ENTRIES PROVIDED:
------------------------------------------------------------
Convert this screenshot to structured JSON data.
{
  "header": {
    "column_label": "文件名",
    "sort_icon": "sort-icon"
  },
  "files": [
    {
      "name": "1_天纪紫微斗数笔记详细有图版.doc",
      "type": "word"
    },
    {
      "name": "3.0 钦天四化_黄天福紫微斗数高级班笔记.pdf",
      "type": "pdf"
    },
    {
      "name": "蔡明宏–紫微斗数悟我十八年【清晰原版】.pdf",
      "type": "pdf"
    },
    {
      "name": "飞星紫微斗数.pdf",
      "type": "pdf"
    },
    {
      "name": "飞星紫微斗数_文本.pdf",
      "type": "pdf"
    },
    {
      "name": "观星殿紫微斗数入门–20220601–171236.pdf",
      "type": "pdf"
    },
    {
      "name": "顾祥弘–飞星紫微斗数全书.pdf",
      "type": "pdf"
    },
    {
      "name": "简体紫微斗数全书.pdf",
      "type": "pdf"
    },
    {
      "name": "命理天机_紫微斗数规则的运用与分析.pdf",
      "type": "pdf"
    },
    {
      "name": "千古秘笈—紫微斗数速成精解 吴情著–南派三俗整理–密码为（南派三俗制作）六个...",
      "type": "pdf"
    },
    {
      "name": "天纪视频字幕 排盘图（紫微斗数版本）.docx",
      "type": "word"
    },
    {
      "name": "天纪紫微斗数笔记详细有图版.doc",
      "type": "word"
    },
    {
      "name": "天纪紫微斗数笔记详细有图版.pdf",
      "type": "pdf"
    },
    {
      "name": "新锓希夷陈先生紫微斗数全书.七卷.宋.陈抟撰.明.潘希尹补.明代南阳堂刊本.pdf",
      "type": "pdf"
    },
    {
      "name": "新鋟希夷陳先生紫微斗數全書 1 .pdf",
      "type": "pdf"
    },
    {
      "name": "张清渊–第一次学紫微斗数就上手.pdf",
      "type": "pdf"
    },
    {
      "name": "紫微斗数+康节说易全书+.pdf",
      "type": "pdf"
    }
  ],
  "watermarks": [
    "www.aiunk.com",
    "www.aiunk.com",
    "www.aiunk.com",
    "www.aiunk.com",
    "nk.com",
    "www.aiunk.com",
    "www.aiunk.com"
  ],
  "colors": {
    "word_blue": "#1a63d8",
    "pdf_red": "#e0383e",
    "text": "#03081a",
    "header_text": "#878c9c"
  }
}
------------------------------------------------------------
EXERCISE BRIEF:
Return all of the entries exactly as written.

OUTPUT FOR THIS TASK:
Convert this screenshot to structured JSON data.
{
  "header": {
    "column_label": "文件名",
    "sort_icon": "sort-icon"
  },
  "files": [
    {
      "name": "1_天纪紫微斗数笔记详细有图版.doc",
      "type": "word"
    },
    {
      "name": "3.0 钦天四化_黄天福紫微斗数高级班笔记.pdf",
      "type": "pdf"
    },
    {
      "name": "蔡明宏–紫微斗数悟我十八年【清晰原版】.pdf",
      "type": "pdf"
    },
    {
      "name": "飞星紫微斗数.pdf",
      "type": "pdf"
    },
    {
      "name": "飞星紫微斗数_文本.pdf",
      "type": "pdf"
    },
    {
      "name": "观星殿紫微斗数入门–20220601–171236.pdf",
      "type": "pdf"
    },
    {
      "name": "顾祥弘–飞星紫微斗数全书.pdf",
      "type": "pdf"
    },
    {
      "name": "简体紫微斗数全书.pdf",
      "type": "pdf"
    },
    {
      "name": "命理天机_紫微斗数规则的运用与分析.pdf",
      "type": "pdf"
    },
    {
      "name": "千古秘笈—紫微斗数速成精解 吴情著–南派三俗整理–密码为（南派三俗制作）六个...",
      "type": "pdf"
    },
    {
      "name": "天纪视频字幕 排盘图（紫微斗数版本）.docx",
      "type": "word"
    },
    {
      "name": "天纪紫微斗数笔记详细有图版.doc",
      "type": "word"
    },
    {
      "name": "天纪紫微斗数笔记详细有图版.pdf",
      "type": "pdf"
    },
    {
      "name": "新锓希夷陈先生紫微斗数全书.七卷.宋.陈抟撰.明.潘希尹补.明代南阳堂刊本.pdf",
      "type": "pdf"
    },
    {
      "name": "新鋟希夷陳先生紫微斗數全書 1 .pdf",
      "type": "pdf"
    },
    {
      "name": "张清渊–第一次学紫微斗数就上手.pdf",
      "type": "pdf"
    },
    {
      "name": "紫微斗数+康节说易全书+.pdf",
      "type": "pdf"
    }
  ],
  "watermarks": [
    "www.aiunk.com",
    "www.aiunk.com",
    "www.aiunk.com",
    "www.aiunk.com",
    "nk.com",
    "www.aiunk.com",
    "www.aiunk.com"
  ],
  "colors": {
    "word_blue": "#1a63d8",
    "pdf_red": "#e0383e",
    "text": "#03081a",
    "header_text": "#878c9c"
  }
}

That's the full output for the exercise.